**DOCUMENT SEGMENT**
┄┄┄┄┄┄

Background: There has been a debate in the literature over the years as to whether or not MossTalk Words program fits Arab Broca’s aphasics (BAs) due to that language differences and also the fact that the technique has not yet been used for aphasics with semantic dementia (SD aphasics). Aims: To oversimplify the above mentioned debate slightly for purposes of exposition, the purpose of the present study is to investigate the “usability” of this program as well as pictures and community as therapeutic techniques for both Arab BAs and SD aphasics. Method: The subjects of this study are two Saudi aphasics (53 and 57 years old, respectively). The former suffers from Broca’s aphasia due to a stroke, while the latter suffers from semantic dementia. Both aphasics can speak English and have used the Moss Talk Words program in addition to intensive picture-naming therapeutic sessions for two years. They were tested by one of the researchers four times (a time per six months). The families of the two subjects, in addition to their relatives and friends, played a major part in all therapeutic sessions. Conclusion: Results show that in averages across the entire therapeutic sessions, MossTalk Words program was clearly found more effective in modeling BAs’ pronunciation than that of SD aphasic. Furthermore, picture-naming intensive exercises in addition to the positive role of the community members played a major role in the progress of the two subjects’ performance.

┄┄┄┄┄┄

**TASK REQUIREMENTS**
1. Say whether each statement agrees with the aphasia study abstract, giving yes or no with the abstract's deciding words quoted: (a) both subjects are Saudi; (b) the subjects were tested six times; (c) the MossTalk Words program worked better for the aphasic with semantic dementia than for the one with Broca's aphasia.
2. List every section label in the aphasia study abstract, meaning each word followed by a colon that opens a section.
The lines have nothing to do with the aphasia study abstract.

**EXTRACTED DATA**
┄┄┄┄┄┄

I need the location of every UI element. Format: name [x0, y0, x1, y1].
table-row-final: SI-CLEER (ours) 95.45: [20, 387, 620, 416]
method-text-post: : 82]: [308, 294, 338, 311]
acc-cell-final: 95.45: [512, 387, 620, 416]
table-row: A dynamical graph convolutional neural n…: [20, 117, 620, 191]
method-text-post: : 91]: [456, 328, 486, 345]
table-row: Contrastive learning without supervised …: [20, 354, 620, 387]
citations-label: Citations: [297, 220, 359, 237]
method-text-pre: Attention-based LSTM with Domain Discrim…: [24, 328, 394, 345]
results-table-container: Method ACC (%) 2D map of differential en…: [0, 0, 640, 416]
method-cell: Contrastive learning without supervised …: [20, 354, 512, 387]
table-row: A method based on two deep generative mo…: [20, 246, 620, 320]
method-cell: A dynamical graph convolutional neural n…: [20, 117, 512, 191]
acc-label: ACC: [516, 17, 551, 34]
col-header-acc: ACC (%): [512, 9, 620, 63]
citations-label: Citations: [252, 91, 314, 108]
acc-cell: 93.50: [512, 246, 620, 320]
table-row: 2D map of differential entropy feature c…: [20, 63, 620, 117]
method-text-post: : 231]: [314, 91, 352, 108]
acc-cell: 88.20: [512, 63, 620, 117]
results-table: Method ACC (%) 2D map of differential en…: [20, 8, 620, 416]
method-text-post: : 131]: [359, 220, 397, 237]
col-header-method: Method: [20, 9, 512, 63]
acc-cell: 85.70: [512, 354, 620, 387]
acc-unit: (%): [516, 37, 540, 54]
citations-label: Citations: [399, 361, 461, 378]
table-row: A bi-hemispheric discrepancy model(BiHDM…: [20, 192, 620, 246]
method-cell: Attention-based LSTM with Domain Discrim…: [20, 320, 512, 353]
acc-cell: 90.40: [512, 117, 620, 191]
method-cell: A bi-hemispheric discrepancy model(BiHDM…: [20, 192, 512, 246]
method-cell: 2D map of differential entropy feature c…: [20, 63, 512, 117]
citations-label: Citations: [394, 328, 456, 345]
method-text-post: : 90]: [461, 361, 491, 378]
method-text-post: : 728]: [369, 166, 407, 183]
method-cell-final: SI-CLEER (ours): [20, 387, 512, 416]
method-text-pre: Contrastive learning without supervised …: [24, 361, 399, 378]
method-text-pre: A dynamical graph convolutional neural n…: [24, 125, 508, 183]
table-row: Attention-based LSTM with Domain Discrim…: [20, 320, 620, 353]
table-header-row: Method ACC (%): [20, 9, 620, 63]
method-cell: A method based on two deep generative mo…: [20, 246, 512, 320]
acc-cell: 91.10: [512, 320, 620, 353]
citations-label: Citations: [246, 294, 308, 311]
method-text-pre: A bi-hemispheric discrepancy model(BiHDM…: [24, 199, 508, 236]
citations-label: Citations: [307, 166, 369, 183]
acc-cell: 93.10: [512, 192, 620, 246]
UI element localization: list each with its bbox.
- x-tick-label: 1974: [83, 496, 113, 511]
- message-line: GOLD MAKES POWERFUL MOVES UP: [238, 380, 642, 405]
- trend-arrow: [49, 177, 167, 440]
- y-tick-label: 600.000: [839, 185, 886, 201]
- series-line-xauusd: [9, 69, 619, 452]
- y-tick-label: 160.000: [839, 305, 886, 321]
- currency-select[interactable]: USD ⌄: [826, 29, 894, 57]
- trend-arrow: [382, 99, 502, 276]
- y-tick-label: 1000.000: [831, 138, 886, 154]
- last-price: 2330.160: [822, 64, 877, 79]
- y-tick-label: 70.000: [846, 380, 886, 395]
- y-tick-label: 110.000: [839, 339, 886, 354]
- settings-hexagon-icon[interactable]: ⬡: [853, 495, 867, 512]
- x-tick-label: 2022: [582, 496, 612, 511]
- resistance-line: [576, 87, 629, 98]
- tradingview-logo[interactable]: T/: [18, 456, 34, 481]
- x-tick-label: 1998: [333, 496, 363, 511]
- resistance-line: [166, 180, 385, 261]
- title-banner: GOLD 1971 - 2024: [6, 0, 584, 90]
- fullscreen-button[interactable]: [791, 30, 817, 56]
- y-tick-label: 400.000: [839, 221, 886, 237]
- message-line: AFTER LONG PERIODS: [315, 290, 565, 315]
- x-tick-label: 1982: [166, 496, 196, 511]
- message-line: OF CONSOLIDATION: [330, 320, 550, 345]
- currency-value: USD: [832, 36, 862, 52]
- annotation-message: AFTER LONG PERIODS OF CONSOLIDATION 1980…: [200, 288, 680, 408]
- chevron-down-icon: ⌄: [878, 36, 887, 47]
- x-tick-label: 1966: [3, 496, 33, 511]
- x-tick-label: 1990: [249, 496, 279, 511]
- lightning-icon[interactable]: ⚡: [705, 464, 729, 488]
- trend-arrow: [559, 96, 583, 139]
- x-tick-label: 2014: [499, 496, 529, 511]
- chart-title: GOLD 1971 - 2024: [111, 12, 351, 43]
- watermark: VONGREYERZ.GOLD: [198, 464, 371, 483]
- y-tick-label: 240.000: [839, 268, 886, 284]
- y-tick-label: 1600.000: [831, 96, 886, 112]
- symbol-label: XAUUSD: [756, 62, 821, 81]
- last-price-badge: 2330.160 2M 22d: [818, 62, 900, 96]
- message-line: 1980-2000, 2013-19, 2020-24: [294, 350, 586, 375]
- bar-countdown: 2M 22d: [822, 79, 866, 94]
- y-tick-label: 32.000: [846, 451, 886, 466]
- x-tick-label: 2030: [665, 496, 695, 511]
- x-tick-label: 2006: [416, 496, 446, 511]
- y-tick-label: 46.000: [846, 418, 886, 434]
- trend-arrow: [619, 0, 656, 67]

┄┄┄┄┄┄

**TASK-BY-TASK OUTPUTS**
1.
(a) Yes: "The subjects of this study are two Saudi aphasics"
(b) No: "They were tested by one of the researchers four times (a time per six months)."
(c) No: "MossTalk Words program was clearly found more effective in modeling BAs’ pronunciation than that of SD aphasic."

2. Background, Aims, Method, Conclusion